Study material:
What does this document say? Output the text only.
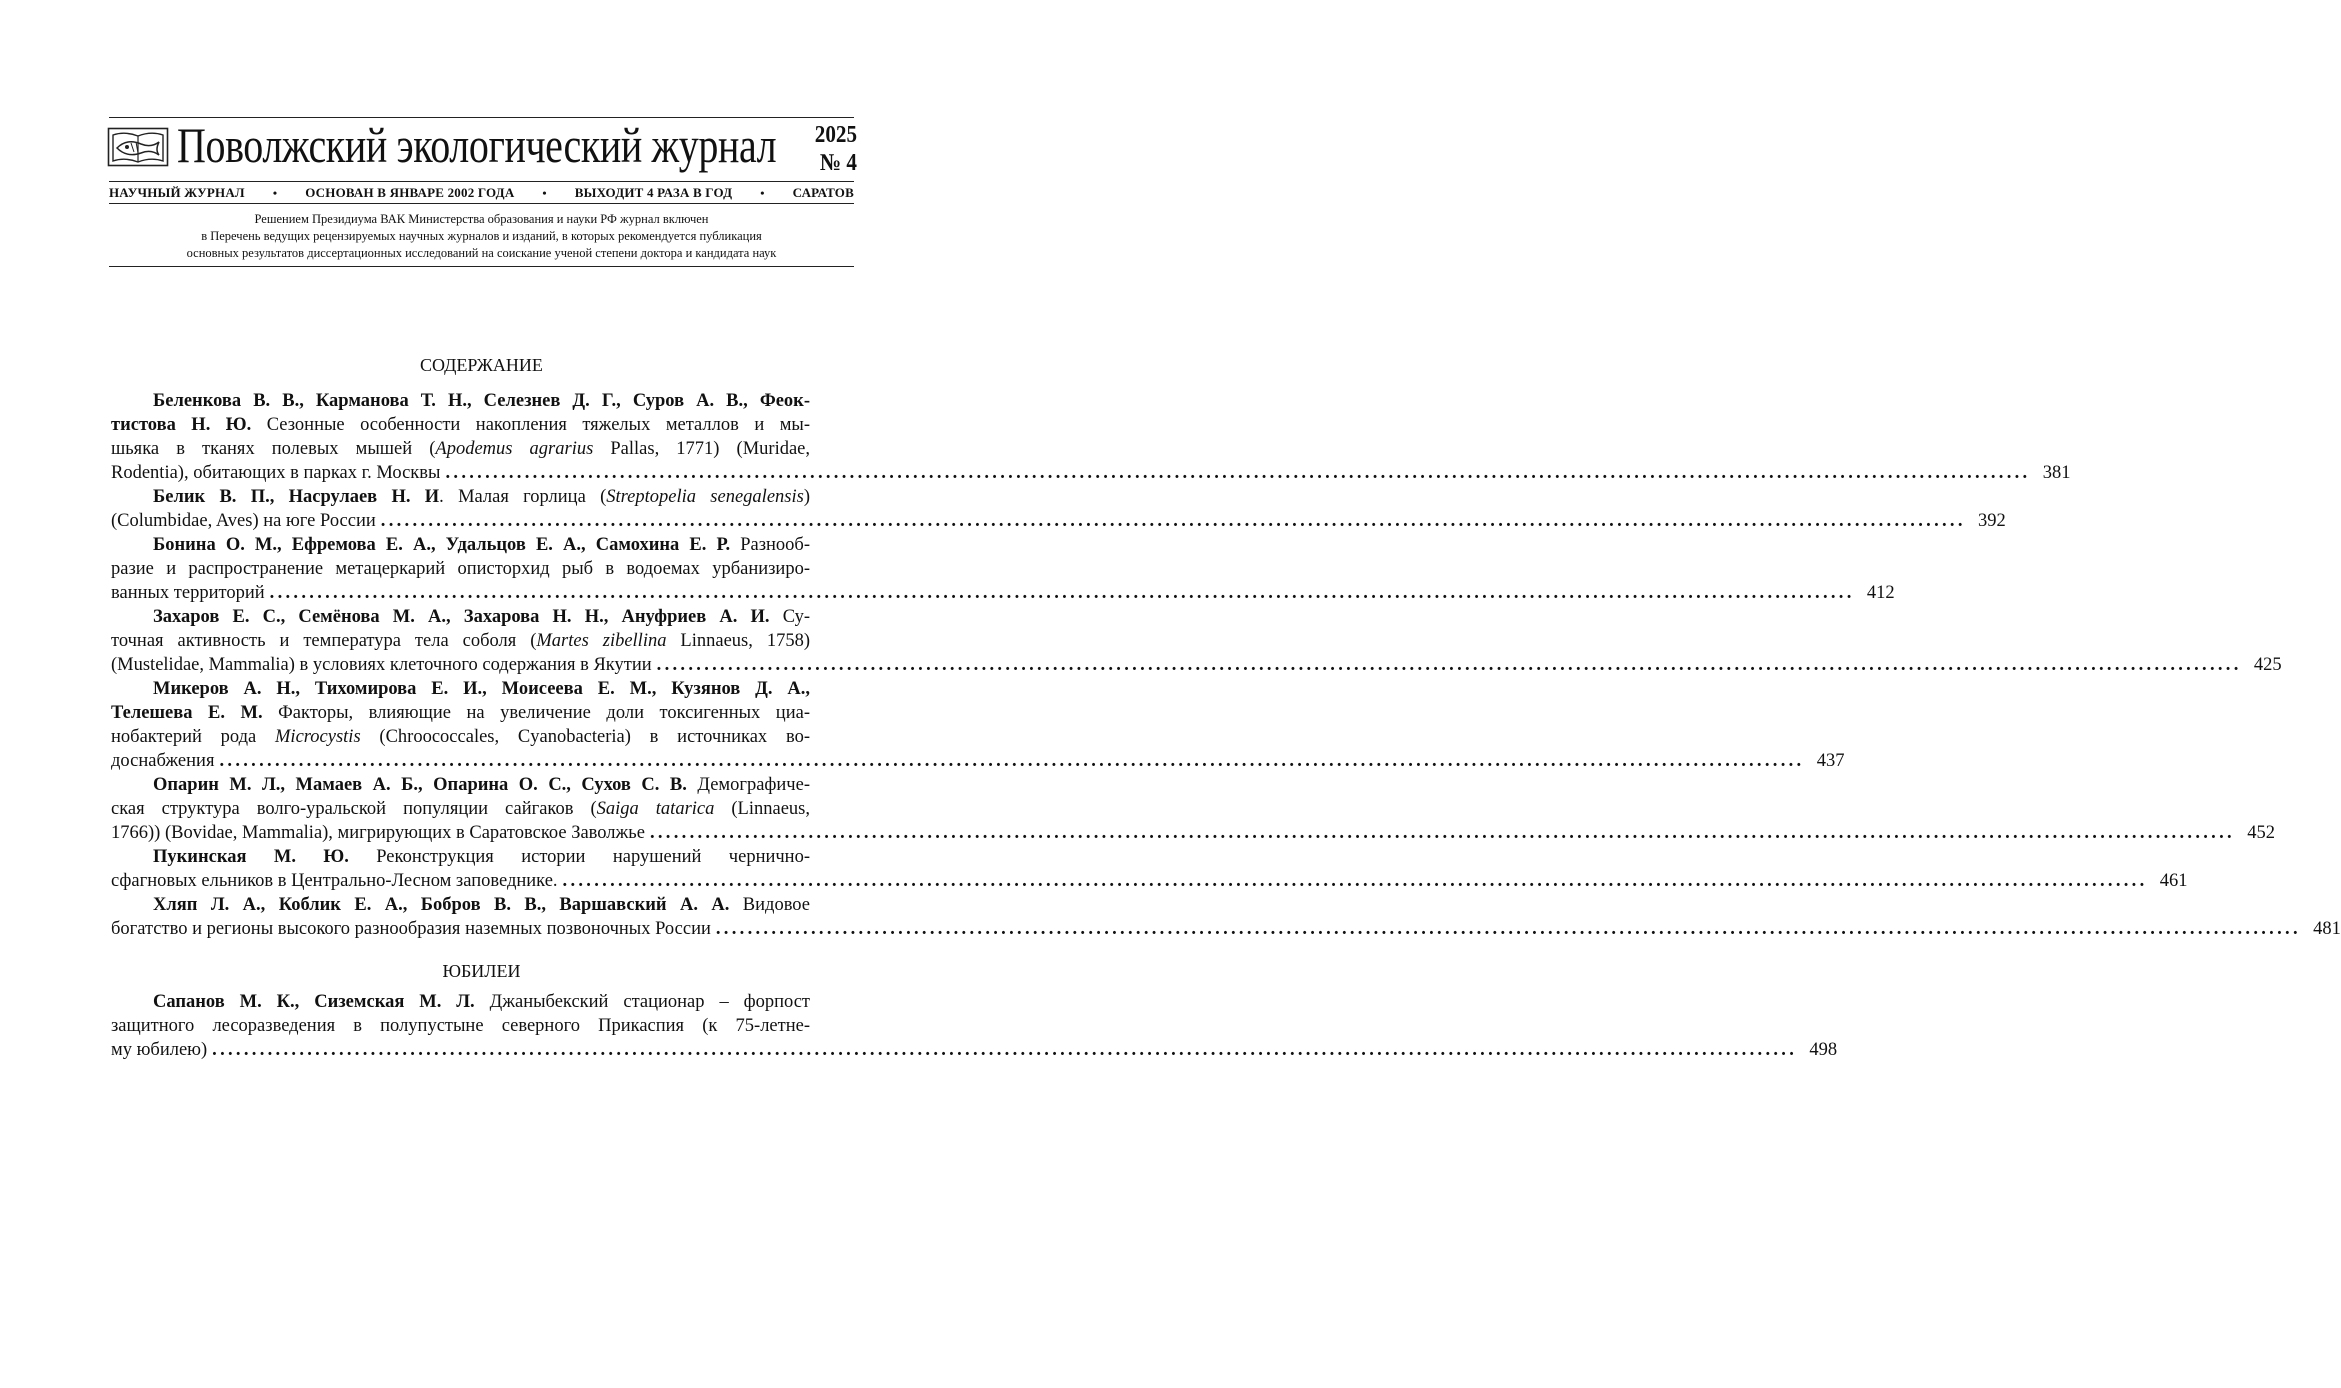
Поволжский экологический журнал 2025
№ 4
НАУЧНЫЙ ЖУРНАЛ • ОСНОВАН В ЯНВАРЕ 2002 ГОДА • ВЫХОДИТ 4 РАЗА В ГОД • САРАТОВ
Решением Президиума ВАК Министерства образования и науки РФ журнал включен
в Перечень ведущих рецензируемых научных журналов и изданий, в которых рекомендуется публикация
основных результатов диссертационных исследований на соискание ученой степени доктора и кандидата наук
СОДЕРЖАНИЕ
Беленкова В. В., Карманова Т. Н., Селезнев Д. Г., Суров А. В., Феок-
тистова Н. Ю. Сезонные особенности накопления тяжелых металлов и мы-
шьяка в тканях полевых мышей (Apodemus agrarius Pallas, 1771) (Muridae,
Rodentia), обитающих в парках г. Москвы ........................................................................................................................................................................................................ 381
Белик В. П., Насрулаев Н. И. Малая горлица (Streptopelia senegalensis)
(Columbidae, Aves) на юге России ........................................................................................................................................................................................................ 392
Бонина О. М., Ефремова Е. А., Удальцов Е. А., Самохина Е. Р. Разнооб-
разие и распространение метацеркарий описторхид рыб в водоемах урбанизиро-
ванных территорий ........................................................................................................................................................................................................ 412
Захаров Е. С., Семёнова М. А., Захарова Н. Н., Ануфриев А. И. Су-
точная активность и температура тела соболя (Martes zibellina Linnaeus, 1758)
(Mustelidae, Mammalia) в условиях клеточного содержания в Якутии ........................................................................................................................................................................................................ 425
Микеров А. Н., Тихомирова Е. И., Моисеева Е. М., Кузянов Д. А.,
Телешева Е. М. Факторы, влияющие на увеличение доли токсигенных циа-
нобактерий рода Microcystis (Chroococcales, Cyanobacteria) в источниках во-
доснабжения ........................................................................................................................................................................................................ 437
Опарин М. Л., Мамаев А. Б., Опарина О. С., Сухов С. В. Демографиче-
ская структура волго-уральской популяции сайгаков (Saiga tatarica (Linnaeus,
1766)) (Bovidae, Mammalia), мигрирующих в Саратовское Заволжье ........................................................................................................................................................................................................ 452
Пукинская М. Ю. Реконструкция истории нарушений чернично-
сфагновых ельников в Центрально-Лесном заповеднике. ........................................................................................................................................................................................................ 461
Хляп Л. А., Коблик Е. А., Бобров В. В., Варшавский А. А. Видовое
богатство и регионы высокого разнообразия наземных позвоночных России ........................................................................................................................................................................................................ 481
ЮБИЛЕИ
Сапанов М. К., Сиземская М. Л. Джаныбекский стационар – форпост
защитного лесоразведения в полупустыне северного Прикаспия (к 75-летне-
му юбилею) ........................................................................................................................................................................................................ 498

Work task: Filter the records down to the lines that contain the string "Mammalia", and copy those lines.

Task response:
(Mustelidae, Mammalia) в условиях клеточного содержания в Якутии ........................................................................................................................................................................................................ 425
1766)) (Bovidae, Mammalia), мигрирующих в Саратовское Заволжье ........................................................................................................................................................................................................ 452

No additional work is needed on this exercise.